YOUR GOAL
Each line containing the word "true" should be found and copied.

* Start DATA IN THIS EXERCISE *

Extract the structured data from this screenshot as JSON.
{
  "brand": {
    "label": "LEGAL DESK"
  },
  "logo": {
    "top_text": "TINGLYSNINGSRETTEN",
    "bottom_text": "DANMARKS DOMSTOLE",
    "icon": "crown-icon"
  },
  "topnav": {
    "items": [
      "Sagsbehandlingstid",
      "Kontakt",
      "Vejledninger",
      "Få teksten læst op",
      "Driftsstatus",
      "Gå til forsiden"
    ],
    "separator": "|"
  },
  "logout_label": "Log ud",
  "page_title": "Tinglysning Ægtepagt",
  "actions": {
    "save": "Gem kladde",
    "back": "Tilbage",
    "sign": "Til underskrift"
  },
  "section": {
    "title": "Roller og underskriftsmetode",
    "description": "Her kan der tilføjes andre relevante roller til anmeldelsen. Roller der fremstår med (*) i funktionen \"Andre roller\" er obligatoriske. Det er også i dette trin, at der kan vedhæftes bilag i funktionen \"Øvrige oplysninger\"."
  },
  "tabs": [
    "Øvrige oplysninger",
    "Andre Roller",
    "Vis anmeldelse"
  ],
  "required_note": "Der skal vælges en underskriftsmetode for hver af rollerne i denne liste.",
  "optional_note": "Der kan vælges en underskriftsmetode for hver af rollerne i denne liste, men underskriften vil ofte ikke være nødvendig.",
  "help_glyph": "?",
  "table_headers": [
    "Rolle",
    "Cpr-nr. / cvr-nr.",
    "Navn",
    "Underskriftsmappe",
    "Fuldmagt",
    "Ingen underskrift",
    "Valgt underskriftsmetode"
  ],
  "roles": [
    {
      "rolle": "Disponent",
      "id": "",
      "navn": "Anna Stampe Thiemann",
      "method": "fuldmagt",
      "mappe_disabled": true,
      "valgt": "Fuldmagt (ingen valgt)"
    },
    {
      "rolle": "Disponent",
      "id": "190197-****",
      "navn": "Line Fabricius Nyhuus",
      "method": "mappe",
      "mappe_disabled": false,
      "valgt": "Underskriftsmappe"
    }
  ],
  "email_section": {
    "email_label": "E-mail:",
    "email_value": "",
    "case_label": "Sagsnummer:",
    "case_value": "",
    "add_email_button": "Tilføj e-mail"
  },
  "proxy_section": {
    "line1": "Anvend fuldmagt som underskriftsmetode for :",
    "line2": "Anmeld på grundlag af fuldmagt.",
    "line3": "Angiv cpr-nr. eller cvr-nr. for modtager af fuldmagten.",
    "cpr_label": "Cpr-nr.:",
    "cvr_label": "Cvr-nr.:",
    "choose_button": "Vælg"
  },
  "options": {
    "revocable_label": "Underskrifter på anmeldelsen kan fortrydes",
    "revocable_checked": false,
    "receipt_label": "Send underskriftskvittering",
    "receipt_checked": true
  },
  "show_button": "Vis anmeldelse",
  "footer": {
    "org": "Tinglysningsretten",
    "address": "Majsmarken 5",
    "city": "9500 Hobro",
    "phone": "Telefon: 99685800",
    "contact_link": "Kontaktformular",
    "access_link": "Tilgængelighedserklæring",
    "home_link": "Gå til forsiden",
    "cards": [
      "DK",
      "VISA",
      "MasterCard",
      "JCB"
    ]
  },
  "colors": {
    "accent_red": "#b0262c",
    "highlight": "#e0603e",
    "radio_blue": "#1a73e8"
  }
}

* End DATA IN THIS EXERCISE *

SOLUTION FOR THIS PROBLEM
      "mappe_disabled": true,
    "receipt_checked": true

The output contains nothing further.